EXERCISE PROMPT:
From the entries below, copy out every line with "sondern" in it.

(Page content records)
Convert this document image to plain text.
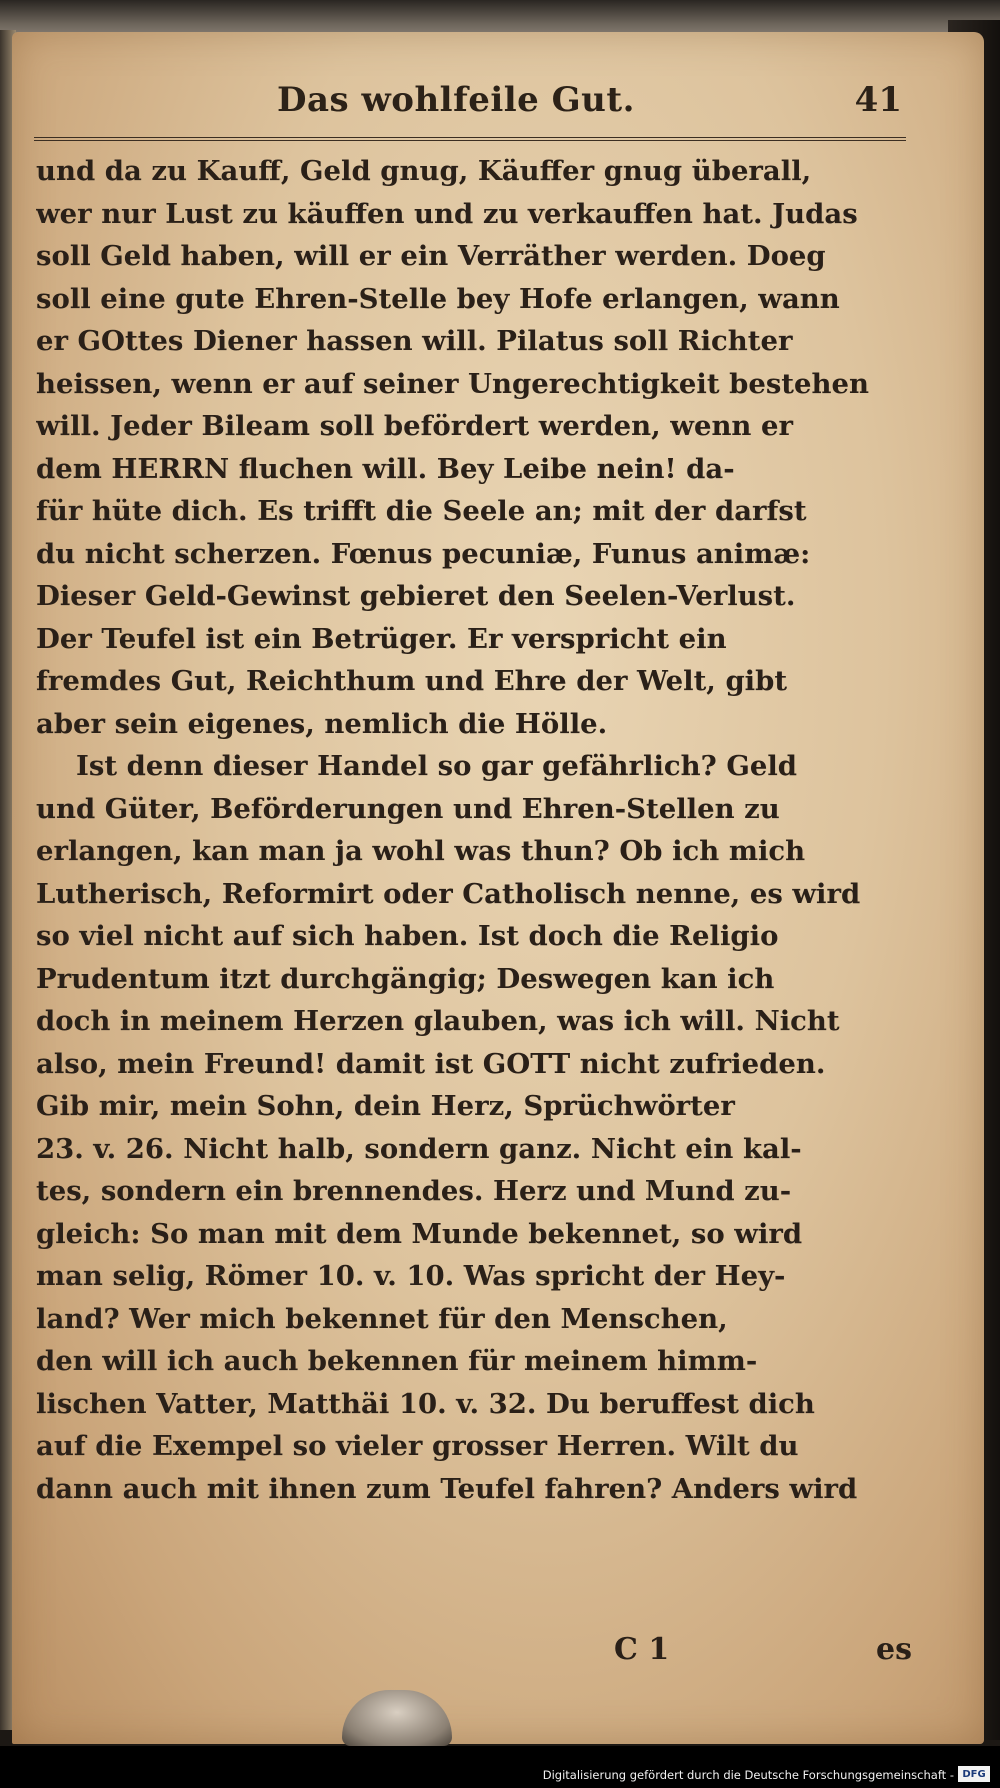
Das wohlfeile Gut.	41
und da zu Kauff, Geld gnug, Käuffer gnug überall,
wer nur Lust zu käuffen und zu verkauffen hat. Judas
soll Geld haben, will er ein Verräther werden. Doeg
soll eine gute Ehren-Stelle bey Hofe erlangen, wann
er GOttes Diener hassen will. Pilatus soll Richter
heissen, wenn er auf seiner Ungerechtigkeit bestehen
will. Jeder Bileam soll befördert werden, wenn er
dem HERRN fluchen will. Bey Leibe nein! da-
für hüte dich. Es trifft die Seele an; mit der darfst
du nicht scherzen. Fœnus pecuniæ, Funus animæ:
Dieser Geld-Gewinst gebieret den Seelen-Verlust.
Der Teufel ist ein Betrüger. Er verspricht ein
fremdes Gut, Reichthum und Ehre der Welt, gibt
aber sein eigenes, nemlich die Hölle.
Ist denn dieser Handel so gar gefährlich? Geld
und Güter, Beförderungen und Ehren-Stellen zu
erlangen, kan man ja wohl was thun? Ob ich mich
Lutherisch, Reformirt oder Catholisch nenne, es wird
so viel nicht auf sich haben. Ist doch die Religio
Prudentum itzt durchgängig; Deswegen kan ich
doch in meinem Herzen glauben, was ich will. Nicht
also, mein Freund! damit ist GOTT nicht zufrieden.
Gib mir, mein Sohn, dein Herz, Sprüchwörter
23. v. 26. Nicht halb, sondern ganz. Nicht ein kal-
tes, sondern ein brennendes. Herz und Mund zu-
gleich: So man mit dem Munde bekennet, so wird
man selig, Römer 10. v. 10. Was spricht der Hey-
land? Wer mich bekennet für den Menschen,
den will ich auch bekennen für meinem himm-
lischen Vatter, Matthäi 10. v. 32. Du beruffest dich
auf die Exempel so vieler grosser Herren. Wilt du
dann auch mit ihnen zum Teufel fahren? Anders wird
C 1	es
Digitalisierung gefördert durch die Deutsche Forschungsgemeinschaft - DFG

EXERCISE SOLUTION:
23. v. 26. Nicht halb, sondern ganz. Nicht ein kal-
tes, sondern ein brennendes. Herz und Mund zu-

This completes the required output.